◆ Page excerpt:

Check our website each month to download free star charts for night sky exploring. These simple star charts will help beginners recognise the major landmarks of the night sky and follow the motions of the bright planets. Click the month to download the pair of star charts – one looking east, the other west.
The star charts show two views of the night sky for each month. One view shows the western sky and the other shows the eastern sky. A small piece of the northern and southern sky is not shown so that we can show you a better scale for the charts.
To match the chart to the western sky, hold the western chart with the ‘WEST’ label aligned with west on your horizon. Be aware that hills, trees and buildings may well block your view of objects nearer the horizon. Also, because of city lights and the absorbing effect of Earth’s atmosphere, objects nearer the horizon will generally appear fainter and redder – an effect we are all familiar with when watching the setting of the Sun or Moon.
Each chart will match the sky at the times given in the table on each page.

◆ Required task: Please mark each statement yes or no according to the star chart page, quoting the words that decide it: (a) Each monthly download includes one chart looking east and one looking west. (b) The charts show the whole northern and southern sky. (c) Objects near the horizon generally look brighter. The records have no connection to the star chart page.

◆ Stored rows:
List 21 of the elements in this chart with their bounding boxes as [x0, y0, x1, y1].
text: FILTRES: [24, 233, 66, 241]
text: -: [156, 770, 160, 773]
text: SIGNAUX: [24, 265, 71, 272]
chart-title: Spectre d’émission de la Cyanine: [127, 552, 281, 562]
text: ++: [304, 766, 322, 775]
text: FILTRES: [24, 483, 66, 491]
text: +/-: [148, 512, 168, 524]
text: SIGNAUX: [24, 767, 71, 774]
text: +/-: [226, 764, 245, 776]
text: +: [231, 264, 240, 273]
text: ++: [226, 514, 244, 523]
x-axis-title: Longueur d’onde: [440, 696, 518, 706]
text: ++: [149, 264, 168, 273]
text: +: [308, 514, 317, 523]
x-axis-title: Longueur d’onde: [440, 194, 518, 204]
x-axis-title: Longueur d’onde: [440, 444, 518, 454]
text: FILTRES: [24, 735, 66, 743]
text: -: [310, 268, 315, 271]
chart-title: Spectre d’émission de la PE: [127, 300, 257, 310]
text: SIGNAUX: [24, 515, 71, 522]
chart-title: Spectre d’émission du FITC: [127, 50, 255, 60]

◆ Exercise output:
(a) Yes: "one looking east, the other west"
(b) No: "A small piece of the northern and southern sky is not shown"
(c) No: "objects nearer the horizon will generally appear fainter and redder"